* start DATA LINES *

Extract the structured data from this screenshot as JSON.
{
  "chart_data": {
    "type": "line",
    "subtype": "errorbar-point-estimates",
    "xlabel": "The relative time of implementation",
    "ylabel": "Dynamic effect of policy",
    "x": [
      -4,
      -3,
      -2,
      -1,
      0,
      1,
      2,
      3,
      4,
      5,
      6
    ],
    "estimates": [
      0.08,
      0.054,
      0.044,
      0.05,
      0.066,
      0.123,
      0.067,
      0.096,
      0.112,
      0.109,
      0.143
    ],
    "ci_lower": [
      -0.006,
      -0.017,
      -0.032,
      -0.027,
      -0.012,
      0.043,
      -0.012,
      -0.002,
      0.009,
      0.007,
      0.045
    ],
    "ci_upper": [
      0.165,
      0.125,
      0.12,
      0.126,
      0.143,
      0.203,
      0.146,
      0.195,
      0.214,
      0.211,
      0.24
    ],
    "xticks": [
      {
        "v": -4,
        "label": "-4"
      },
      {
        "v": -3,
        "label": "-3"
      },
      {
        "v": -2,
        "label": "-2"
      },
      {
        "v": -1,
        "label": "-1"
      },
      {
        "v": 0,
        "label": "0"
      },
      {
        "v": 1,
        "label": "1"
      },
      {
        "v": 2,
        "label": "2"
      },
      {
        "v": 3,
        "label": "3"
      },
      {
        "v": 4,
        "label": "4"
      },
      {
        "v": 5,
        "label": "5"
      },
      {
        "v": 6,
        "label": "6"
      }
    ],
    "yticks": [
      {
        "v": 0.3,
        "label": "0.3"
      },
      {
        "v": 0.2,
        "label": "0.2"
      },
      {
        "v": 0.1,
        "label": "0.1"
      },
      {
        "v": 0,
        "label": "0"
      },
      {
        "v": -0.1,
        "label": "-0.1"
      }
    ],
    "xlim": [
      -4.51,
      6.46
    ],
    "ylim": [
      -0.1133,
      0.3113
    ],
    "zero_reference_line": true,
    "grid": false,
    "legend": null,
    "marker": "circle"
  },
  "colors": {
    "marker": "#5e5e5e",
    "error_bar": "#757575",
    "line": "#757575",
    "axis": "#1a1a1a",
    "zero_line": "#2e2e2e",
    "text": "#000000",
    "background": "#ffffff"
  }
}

* end DATA LINES *
* start DATA LINES *

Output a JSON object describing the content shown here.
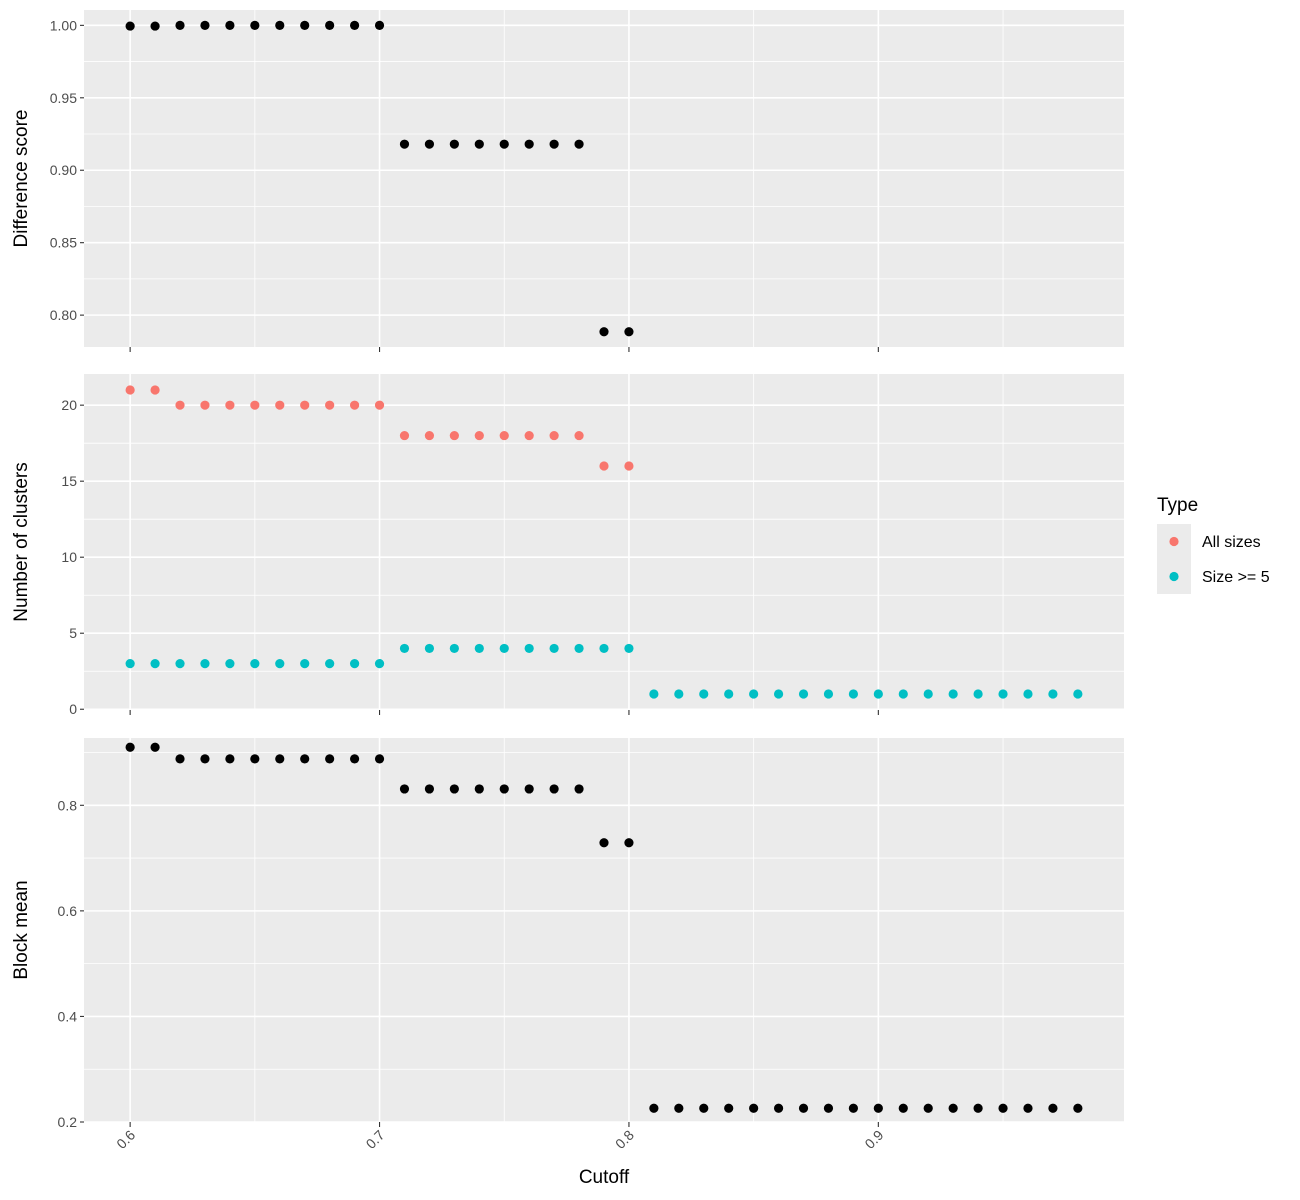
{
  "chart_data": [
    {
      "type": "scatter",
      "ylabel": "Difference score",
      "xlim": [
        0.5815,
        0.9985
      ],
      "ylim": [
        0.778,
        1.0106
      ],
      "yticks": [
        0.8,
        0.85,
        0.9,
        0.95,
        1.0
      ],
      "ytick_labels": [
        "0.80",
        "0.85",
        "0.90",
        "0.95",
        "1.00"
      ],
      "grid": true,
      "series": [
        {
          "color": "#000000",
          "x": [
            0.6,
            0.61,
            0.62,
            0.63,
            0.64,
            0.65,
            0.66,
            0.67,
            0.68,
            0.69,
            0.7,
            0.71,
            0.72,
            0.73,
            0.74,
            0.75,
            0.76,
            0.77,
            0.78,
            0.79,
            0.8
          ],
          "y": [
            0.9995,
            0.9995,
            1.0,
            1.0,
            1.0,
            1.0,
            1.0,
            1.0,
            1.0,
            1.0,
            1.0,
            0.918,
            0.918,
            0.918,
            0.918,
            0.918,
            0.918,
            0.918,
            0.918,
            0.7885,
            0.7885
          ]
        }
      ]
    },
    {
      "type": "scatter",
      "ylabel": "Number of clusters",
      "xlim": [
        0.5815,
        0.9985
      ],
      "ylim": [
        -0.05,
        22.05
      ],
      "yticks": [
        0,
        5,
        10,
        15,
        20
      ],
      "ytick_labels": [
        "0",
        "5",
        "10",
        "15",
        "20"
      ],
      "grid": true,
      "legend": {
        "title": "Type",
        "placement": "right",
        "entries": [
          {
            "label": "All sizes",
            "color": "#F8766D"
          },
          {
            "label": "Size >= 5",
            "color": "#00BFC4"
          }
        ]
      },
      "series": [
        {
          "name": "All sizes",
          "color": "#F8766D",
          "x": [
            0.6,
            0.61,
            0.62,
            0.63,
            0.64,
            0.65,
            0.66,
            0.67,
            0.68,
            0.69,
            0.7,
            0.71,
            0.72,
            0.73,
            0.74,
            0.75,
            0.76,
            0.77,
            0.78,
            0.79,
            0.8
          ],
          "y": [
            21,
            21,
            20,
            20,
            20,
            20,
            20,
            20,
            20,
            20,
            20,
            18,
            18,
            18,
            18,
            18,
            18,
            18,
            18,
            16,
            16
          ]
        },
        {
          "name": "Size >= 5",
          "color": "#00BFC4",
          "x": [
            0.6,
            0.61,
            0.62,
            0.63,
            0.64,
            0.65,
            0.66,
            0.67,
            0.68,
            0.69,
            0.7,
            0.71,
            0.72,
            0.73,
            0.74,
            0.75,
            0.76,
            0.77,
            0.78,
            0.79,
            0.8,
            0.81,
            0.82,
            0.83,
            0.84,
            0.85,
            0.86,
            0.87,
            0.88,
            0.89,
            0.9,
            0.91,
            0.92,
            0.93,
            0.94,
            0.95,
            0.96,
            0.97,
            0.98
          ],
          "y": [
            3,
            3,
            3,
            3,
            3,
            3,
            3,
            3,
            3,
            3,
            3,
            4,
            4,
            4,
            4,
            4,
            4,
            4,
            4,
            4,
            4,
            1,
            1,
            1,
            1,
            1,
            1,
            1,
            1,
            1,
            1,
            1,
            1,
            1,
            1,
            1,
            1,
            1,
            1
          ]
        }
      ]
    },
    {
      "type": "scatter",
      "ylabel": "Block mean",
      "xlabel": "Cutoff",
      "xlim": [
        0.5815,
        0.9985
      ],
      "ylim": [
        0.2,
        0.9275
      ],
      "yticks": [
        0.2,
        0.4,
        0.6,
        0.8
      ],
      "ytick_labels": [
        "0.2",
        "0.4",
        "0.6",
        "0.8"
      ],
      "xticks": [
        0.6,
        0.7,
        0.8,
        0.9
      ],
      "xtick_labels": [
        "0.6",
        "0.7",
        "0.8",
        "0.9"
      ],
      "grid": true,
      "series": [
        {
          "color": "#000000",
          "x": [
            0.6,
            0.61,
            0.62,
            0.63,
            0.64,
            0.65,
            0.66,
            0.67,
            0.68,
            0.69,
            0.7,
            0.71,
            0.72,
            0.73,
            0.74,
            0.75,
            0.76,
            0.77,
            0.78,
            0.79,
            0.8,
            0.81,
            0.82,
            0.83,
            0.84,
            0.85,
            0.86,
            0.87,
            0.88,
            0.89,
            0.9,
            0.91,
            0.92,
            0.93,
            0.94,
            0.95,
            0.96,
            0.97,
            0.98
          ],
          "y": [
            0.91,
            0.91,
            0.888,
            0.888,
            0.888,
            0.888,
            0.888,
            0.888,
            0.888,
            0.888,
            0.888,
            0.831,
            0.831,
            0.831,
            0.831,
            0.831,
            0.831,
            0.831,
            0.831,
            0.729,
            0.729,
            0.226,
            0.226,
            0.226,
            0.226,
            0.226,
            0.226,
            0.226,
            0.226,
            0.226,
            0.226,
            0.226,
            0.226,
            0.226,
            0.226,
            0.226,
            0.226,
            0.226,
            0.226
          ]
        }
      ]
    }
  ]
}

* end DATA LINES *
* start DATA LINES *

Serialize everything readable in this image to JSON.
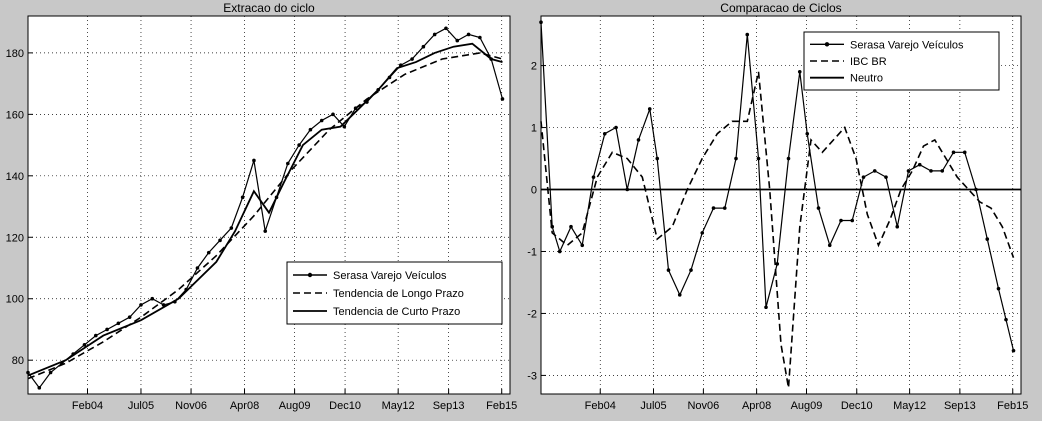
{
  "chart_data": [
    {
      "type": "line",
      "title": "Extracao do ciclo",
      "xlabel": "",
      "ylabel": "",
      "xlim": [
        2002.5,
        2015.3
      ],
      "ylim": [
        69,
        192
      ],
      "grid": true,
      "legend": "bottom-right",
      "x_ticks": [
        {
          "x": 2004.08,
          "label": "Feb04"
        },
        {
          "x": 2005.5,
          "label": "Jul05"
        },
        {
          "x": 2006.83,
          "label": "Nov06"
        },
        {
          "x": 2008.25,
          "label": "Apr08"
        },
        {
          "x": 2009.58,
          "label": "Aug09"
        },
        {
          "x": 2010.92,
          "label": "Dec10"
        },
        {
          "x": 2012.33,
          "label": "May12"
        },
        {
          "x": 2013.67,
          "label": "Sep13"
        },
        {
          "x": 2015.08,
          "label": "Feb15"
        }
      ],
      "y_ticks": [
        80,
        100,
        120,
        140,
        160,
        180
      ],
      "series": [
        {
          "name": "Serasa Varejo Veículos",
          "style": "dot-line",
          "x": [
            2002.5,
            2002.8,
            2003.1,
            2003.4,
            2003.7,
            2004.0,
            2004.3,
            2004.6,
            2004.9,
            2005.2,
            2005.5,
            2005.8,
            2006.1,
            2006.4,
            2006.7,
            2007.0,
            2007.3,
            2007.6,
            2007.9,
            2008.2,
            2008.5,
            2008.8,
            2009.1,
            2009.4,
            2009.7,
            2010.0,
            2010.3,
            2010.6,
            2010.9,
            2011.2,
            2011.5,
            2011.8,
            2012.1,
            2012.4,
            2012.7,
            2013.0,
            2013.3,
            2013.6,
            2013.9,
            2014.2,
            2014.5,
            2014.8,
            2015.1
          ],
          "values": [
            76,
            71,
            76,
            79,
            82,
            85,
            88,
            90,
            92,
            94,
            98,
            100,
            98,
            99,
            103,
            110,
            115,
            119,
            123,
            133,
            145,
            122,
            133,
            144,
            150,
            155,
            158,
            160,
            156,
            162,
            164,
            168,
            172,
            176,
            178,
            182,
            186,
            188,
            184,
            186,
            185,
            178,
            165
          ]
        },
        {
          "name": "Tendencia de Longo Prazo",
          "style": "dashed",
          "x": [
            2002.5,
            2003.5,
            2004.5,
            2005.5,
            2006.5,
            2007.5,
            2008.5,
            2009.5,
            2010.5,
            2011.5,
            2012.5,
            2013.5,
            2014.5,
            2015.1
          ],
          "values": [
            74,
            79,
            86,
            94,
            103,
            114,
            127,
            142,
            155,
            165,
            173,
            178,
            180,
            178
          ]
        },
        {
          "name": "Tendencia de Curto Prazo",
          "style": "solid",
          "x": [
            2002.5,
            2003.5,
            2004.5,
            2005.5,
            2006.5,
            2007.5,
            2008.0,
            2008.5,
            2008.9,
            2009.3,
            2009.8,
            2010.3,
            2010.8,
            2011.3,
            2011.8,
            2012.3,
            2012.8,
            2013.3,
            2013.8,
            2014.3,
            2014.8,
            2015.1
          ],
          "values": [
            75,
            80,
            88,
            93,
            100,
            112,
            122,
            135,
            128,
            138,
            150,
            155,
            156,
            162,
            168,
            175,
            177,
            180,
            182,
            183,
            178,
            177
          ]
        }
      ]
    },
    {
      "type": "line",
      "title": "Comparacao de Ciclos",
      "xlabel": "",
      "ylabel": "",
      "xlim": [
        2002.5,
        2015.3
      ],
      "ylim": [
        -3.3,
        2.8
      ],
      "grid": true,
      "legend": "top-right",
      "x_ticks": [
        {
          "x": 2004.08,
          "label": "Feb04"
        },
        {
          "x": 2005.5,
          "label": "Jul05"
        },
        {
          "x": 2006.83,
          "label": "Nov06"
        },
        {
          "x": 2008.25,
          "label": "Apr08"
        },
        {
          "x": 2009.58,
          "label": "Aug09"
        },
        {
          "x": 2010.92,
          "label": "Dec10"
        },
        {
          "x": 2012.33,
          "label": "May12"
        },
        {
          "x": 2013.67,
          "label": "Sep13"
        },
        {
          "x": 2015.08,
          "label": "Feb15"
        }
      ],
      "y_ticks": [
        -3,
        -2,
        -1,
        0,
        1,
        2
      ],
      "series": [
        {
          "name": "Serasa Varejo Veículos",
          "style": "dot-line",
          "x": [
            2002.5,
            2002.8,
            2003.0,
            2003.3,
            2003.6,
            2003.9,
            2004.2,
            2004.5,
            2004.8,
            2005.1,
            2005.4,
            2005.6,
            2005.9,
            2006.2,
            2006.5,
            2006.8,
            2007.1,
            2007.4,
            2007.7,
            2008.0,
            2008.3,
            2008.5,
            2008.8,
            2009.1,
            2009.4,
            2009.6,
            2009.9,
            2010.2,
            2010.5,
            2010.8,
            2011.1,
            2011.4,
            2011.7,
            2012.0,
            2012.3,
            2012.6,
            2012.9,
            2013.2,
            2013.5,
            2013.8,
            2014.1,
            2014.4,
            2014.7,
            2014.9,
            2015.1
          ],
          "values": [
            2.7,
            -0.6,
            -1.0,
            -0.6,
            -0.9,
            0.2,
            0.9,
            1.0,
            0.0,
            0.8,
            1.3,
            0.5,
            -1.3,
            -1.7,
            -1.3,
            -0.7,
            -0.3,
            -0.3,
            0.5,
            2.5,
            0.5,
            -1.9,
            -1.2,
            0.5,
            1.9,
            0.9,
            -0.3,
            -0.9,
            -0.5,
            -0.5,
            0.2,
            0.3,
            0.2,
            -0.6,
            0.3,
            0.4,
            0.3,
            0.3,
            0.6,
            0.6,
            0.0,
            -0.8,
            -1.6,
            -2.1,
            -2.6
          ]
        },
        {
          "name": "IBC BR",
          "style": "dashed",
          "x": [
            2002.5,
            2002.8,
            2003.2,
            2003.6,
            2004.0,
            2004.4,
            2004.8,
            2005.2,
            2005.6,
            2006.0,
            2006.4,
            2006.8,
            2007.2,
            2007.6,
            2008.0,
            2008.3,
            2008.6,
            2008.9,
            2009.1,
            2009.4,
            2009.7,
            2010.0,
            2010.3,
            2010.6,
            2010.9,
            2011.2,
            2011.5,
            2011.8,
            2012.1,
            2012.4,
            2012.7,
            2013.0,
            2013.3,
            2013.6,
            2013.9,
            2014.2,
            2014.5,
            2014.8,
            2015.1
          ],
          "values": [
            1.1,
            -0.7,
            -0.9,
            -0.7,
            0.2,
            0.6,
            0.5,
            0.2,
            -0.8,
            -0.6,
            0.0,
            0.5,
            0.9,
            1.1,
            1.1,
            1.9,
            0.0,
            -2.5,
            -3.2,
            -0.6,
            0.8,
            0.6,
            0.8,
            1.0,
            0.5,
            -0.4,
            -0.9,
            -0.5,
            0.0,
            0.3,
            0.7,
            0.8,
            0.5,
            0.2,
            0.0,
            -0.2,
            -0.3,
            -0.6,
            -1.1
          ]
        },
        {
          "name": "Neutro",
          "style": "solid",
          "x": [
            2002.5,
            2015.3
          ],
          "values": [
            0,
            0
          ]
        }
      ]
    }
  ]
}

* end DATA LINES *

EXERCISE DESCRIPTION:
Looking at the data above, how many lines hold the word "Prazo"? Respond with the number alone.

COMPLETE OUTPUT:
2